* _EXERCISE BRIEF_
Repeat all the material exactly; pictures stay out of your copy.

* _DATA SUPPLIED_
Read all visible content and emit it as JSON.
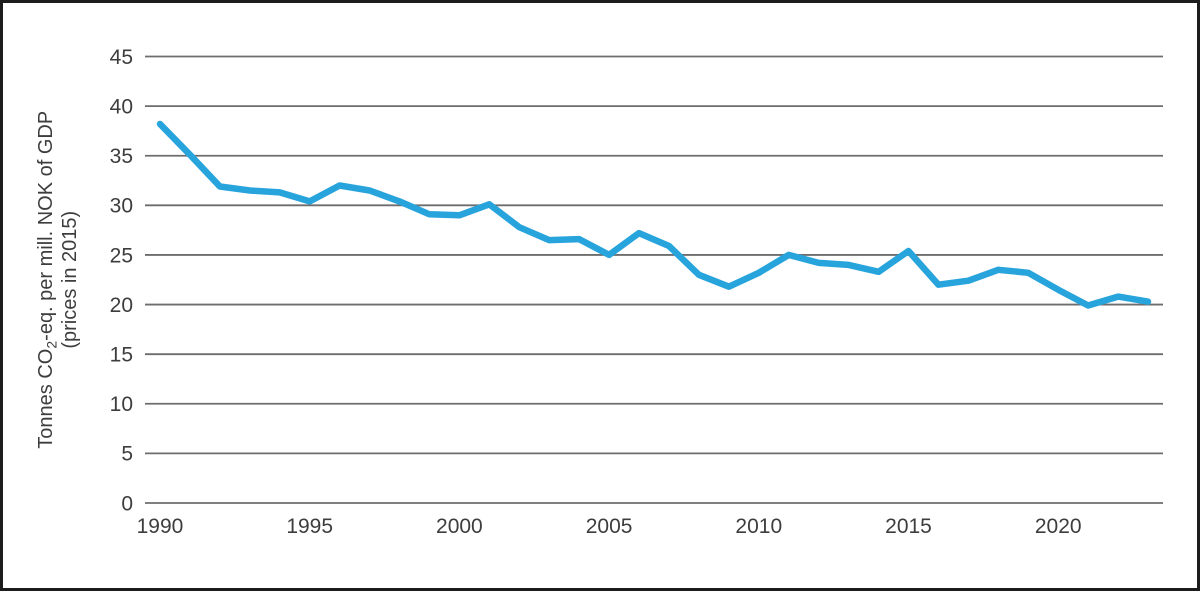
{
  "window": {
    "background": "#ffffff",
    "border_color": "#1c1c1c"
  },
  "chart_data": {
    "type": "line",
    "title": "",
    "xlabel": "",
    "ylabel": {
      "line1_pre": "Tonnes CO",
      "line1_sub": "2",
      "line1_post": "-eq. per mill. NOK of GDP",
      "line2": "(prices in 2015)"
    },
    "x": [
      1990,
      1991,
      1992,
      1993,
      1994,
      1995,
      1996,
      1997,
      1998,
      1999,
      2000,
      2001,
      2002,
      2003,
      2004,
      2005,
      2006,
      2007,
      2008,
      2009,
      2010,
      2011,
      2012,
      2013,
      2014,
      2015,
      2016,
      2017,
      2018,
      2019,
      2020,
      2021,
      2022,
      2023
    ],
    "values": [
      38.2,
      35.1,
      31.9,
      31.5,
      31.3,
      30.4,
      32.0,
      31.5,
      30.4,
      29.1,
      29.0,
      30.1,
      27.8,
      26.5,
      26.6,
      25.0,
      27.2,
      25.9,
      23.0,
      21.8,
      23.2,
      25.0,
      24.2,
      24.0,
      23.3,
      25.4,
      22.0,
      22.4,
      23.5,
      23.2,
      21.5,
      19.9,
      20.8,
      20.3
    ],
    "ylim": [
      0,
      45
    ],
    "yticks": [
      0,
      5,
      10,
      15,
      20,
      25,
      30,
      35,
      40,
      45
    ],
    "xticks": [
      1990,
      1995,
      2000,
      2005,
      2010,
      2015,
      2020
    ],
    "grid": true,
    "legend": "none",
    "colors": {
      "line": "#28a4dd",
      "grid": "#6d6d6d",
      "text": "#3d3d3d"
    }
  }
}
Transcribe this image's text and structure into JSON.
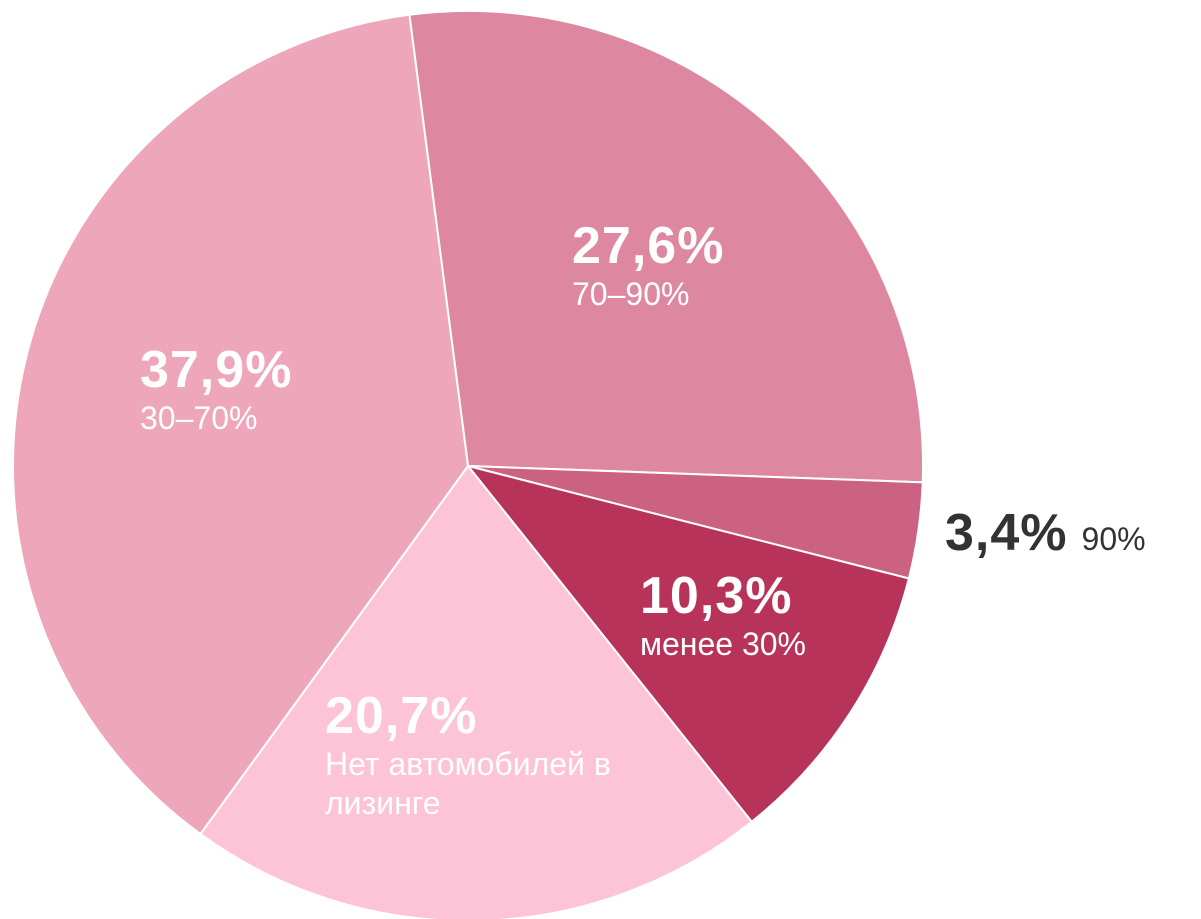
{
  "chart_data": {
    "type": "pie",
    "categories": [
      "70–90%",
      "90%",
      "менее 30%",
      "Нет автомобилей в лизинге",
      "30–70%"
    ],
    "values": [
      27.6,
      3.4,
      10.3,
      20.7,
      37.9
    ],
    "value_labels": [
      "27,6%",
      "3,4%",
      "10,3%",
      "20,7%",
      "37,9%"
    ],
    "colors": [
      "#de87a0",
      "#cc6282",
      "#b8335a",
      "#fcc4d6",
      "#eea6bb"
    ]
  }
}
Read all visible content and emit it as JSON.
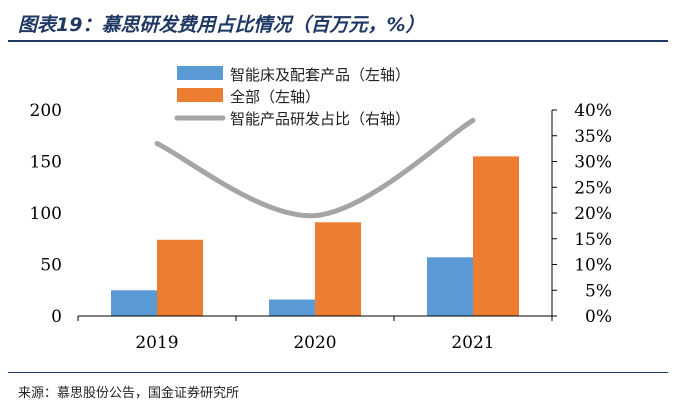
{
  "title": "图表19：慕思研发费用占比情况（百万元，%）",
  "source": "来源：慕思股份公告，国金证券研究所",
  "colors": {
    "bar_primary": "#5b9bd5",
    "bar_total": "#ed7d31",
    "line": "#a5a5a5",
    "title": "#1f3864"
  },
  "chart_data": {
    "type": "bar",
    "categories": [
      "2019",
      "2020",
      "2021"
    ],
    "series": [
      {
        "name": "智能床及配套产品（左轴）",
        "type": "bar",
        "axis": "left",
        "values": [
          25,
          16,
          57
        ]
      },
      {
        "name": "全部（左轴）",
        "type": "bar",
        "axis": "left",
        "values": [
          74,
          91,
          155
        ]
      },
      {
        "name": "智能产品研发占比（右轴）",
        "type": "line",
        "axis": "right",
        "values": [
          33.5,
          19.5,
          38
        ]
      }
    ],
    "left_axis": {
      "ylim": [
        0,
        200
      ],
      "ticks": [
        "0",
        "50",
        "100",
        "150",
        "200"
      ]
    },
    "right_axis": {
      "ylim": [
        0,
        40
      ],
      "ticks": [
        "0%",
        "5%",
        "10%",
        "15%",
        "20%",
        "25%",
        "30%",
        "35%",
        "40%"
      ]
    },
    "legend_position": "top-center",
    "grid": false
  }
}
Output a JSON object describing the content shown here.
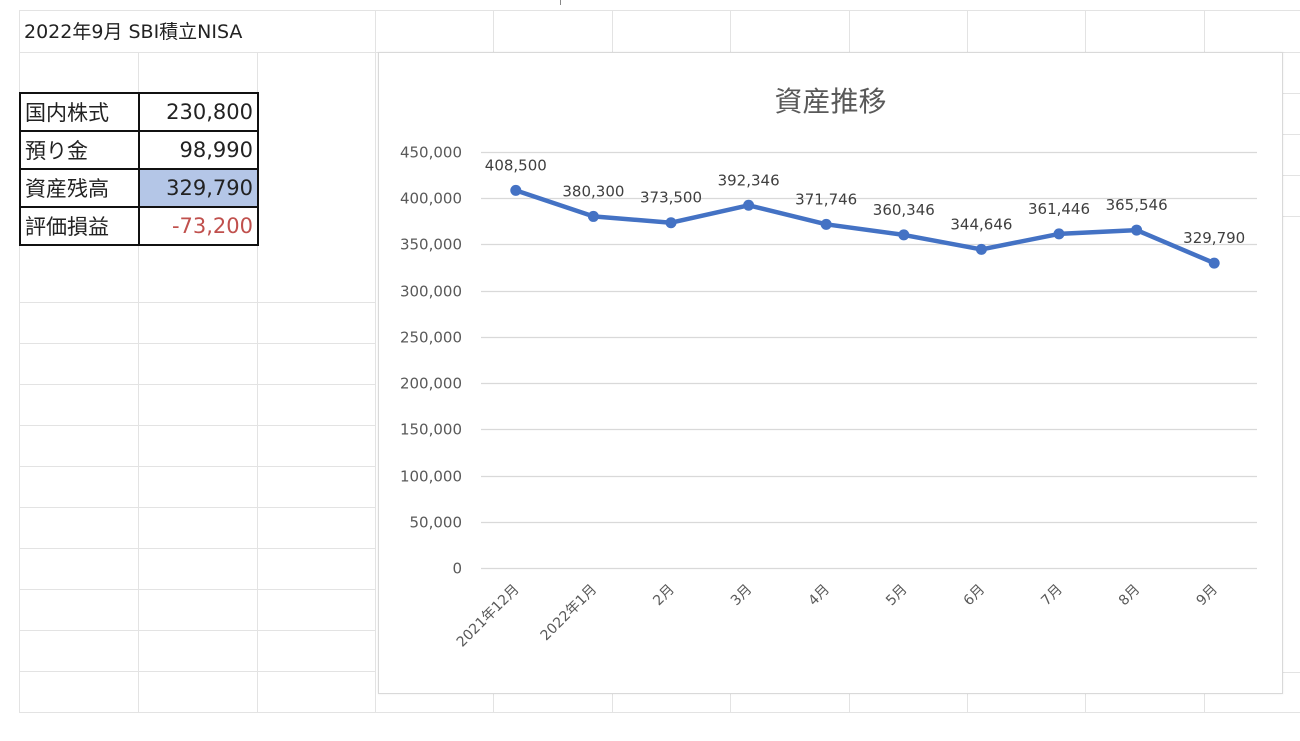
{
  "sheet": {
    "title": "2022年9月 SBI積立NISA",
    "summary": [
      {
        "label": "国内株式",
        "value": "230,800",
        "style": "normal"
      },
      {
        "label": "預り金",
        "value": "98,990",
        "style": "normal"
      },
      {
        "label": "資産残高",
        "value": "329,790",
        "style": "highlight"
      },
      {
        "label": "評価損益",
        "value": "-73,200",
        "style": "negative"
      }
    ]
  },
  "colors": {
    "series": "#4472c4",
    "highlight_fill": "#b4c6e7",
    "negative_text": "#c0504d",
    "gridline": "#d9d9d9",
    "axis_text": "#595959"
  },
  "chart_data": {
    "type": "line",
    "title": "資産推移",
    "xlabel": "",
    "ylabel": "",
    "categories": [
      "2021年12月",
      "2022年1月",
      "2月",
      "3月",
      "4月",
      "5月",
      "6月",
      "7月",
      "8月",
      "9月"
    ],
    "series": [
      {
        "name": "資産残高",
        "values": [
          408500,
          380300,
          373500,
          392346,
          371746,
          360346,
          344646,
          361446,
          365546,
          329790
        ]
      }
    ],
    "data_labels": [
      "408,500",
      "380,300",
      "373,500",
      "392,346",
      "371,746",
      "360,346",
      "344,646",
      "361,446",
      "365,546",
      "329,790"
    ],
    "yticks": [
      0,
      50000,
      100000,
      150000,
      200000,
      250000,
      300000,
      350000,
      400000,
      450000
    ],
    "ytick_labels": [
      "0",
      "50,000",
      "100,000",
      "150,000",
      "200,000",
      "250,000",
      "300,000",
      "350,000",
      "400,000",
      "450,000"
    ],
    "ylim": [
      0,
      450000
    ],
    "grid": true,
    "legend": "none",
    "markers": true,
    "x_label_rotation": -45
  }
}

* _WRITTEN SOLUTION_
Read all visible content and emit it as JSON.
{
  "window": {
    "background": "#ffffff",
    "border_color": "#1c1c1c"
  },
  "chart_data": {
    "type": "line",
    "title": "",
    "xlabel": "",
    "ylabel": {
      "line1_pre": "Tonnes CO",
      "line1_sub": "2",
      "line1_post": "-eq. per mill. NOK of GDP",
      "line2": "(prices in 2015)"
    },
    "x": [
      1990,
      1991,
      1992,
      1993,
      1994,
      1995,
      1996,
      1997,
      1998,
      1999,
      2000,
      2001,
      2002,
      2003,
      2004,
      2005,
      2006,
      2007,
      2008,
      2009,
      2010,
      2011,
      2012,
      2013,
      2014,
      2015,
      2016,
      2017,
      2018,
      2019,
      2020,
      2021,
      2022,
      2023
    ],
    "values": [
      38.2,
      35.1,
      31.9,
      31.5,
      31.3,
      30.4,
      32.0,
      31.5,
      30.4,
      29.1,
      29.0,
      30.1,
      27.8,
      26.5,
      26.6,
      25.0,
      27.2,
      25.9,
      23.0,
      21.8,
      23.2,
      25.0,
      24.2,
      24.0,
      23.3,
      25.4,
      22.0,
      22.4,
      23.5,
      23.2,
      21.5,
      19.9,
      20.8,
      20.3
    ],
    "ylim": [
      0,
      45
    ],
    "yticks": [
      0,
      5,
      10,
      15,
      20,
      25,
      30,
      35,
      40,
      45
    ],
    "xticks": [
      1990,
      1995,
      2000,
      2005,
      2010,
      2015,
      2020
    ],
    "grid": true,
    "legend": "none",
    "colors": {
      "line": "#28a4dd",
      "grid": "#6d6d6d",
      "text": "#3d3d3d"
    }
  }
}
Transcribe this image's text and structure into JSON.
{
  "chart_data": {
    "type": "pie",
    "categories": [
      "70–90%",
      "90%",
      "менее 30%",
      "Нет автомобилей в лизинге",
      "30–70%"
    ],
    "values": [
      27.6,
      3.4,
      10.3,
      20.7,
      37.9
    ],
    "value_labels": [
      "27,6%",
      "3,4%",
      "10,3%",
      "20,7%",
      "37,9%"
    ],
    "colors": [
      "#de87a0",
      "#cc6282",
      "#b8335a",
      "#fcc4d6",
      "#eea6bb"
    ]
  }
}
Read all visible content and emit it as JSON.
{
  "title": "图表19：慕思研发费用占比情况（百万元，%）",
  "source": "来源：慕思股份公告，国金证券研究所",
  "colors": {
    "bar_primary": "#5b9bd5",
    "bar_total": "#ed7d31",
    "line": "#a5a5a5",
    "title": "#1f3864"
  },
  "chart_data": {
    "type": "bar",
    "categories": [
      "2019",
      "2020",
      "2021"
    ],
    "series": [
      {
        "name": "智能床及配套产品（左轴）",
        "type": "bar",
        "axis": "left",
        "values": [
          25,
          16,
          57
        ]
      },
      {
        "name": "全部（左轴）",
        "type": "bar",
        "axis": "left",
        "values": [
          74,
          91,
          155
        ]
      },
      {
        "name": "智能产品研发占比（右轴）",
        "type": "line",
        "axis": "right",
        "values": [
          33.5,
          19.5,
          38
        ]
      }
    ],
    "left_axis": {
      "ylim": [
        0,
        200
      ],
      "ticks": [
        "0",
        "50",
        "100",
        "150",
        "200"
      ]
    },
    "right_axis": {
      "ylim": [
        0,
        40
      ],
      "ticks": [
        "0%",
        "5%",
        "10%",
        "15%",
        "20%",
        "25%",
        "30%",
        "35%",
        "40%"
      ]
    },
    "legend_position": "top-center",
    "grid": false
  }
}
Output a JSON object describing the content shown here.
{
  "sheet": {
    "title": "2022年9月 SBI積立NISA",
    "summary": [
      {
        "label": "国内株式",
        "value": "230,800",
        "style": "normal"
      },
      {
        "label": "預り金",
        "value": "98,990",
        "style": "normal"
      },
      {
        "label": "資産残高",
        "value": "329,790",
        "style": "highlight"
      },
      {
        "label": "評価損益",
        "value": "-73,200",
        "style": "negative"
      }
    ]
  },
  "colors": {
    "series": "#4472c4",
    "highlight_fill": "#b4c6e7",
    "negative_text": "#c0504d",
    "gridline": "#d9d9d9",
    "axis_text": "#595959"
  },
  "chart_data": {
    "type": "line",
    "title": "資産推移",
    "xlabel": "",
    "ylabel": "",
    "categories": [
      "2021年12月",
      "2022年1月",
      "2月",
      "3月",
      "4月",
      "5月",
      "6月",
      "7月",
      "8月",
      "9月"
    ],
    "series": [
      {
        "name": "資産残高",
        "values": [
          408500,
          380300,
          373500,
          392346,
          371746,
          360346,
          344646,
          361446,
          365546,
          329790
        ]
      }
    ],
    "data_labels": [
      "408,500",
      "380,300",
      "373,500",
      "392,346",
      "371,746",
      "360,346",
      "344,646",
      "361,446",
      "365,546",
      "329,790"
    ],
    "yticks": [
      0,
      50000,
      100000,
      150000,
      200000,
      250000,
      300000,
      350000,
      400000,
      450000
    ],
    "ytick_labels": [
      "0",
      "50,000",
      "100,000",
      "150,000",
      "200,000",
      "250,000",
      "300,000",
      "350,000",
      "400,000",
      "450,000"
    ],
    "ylim": [
      0,
      450000
    ],
    "grid": true,
    "legend": "none",
    "markers": true,
    "x_label_rotation": -45
  }
}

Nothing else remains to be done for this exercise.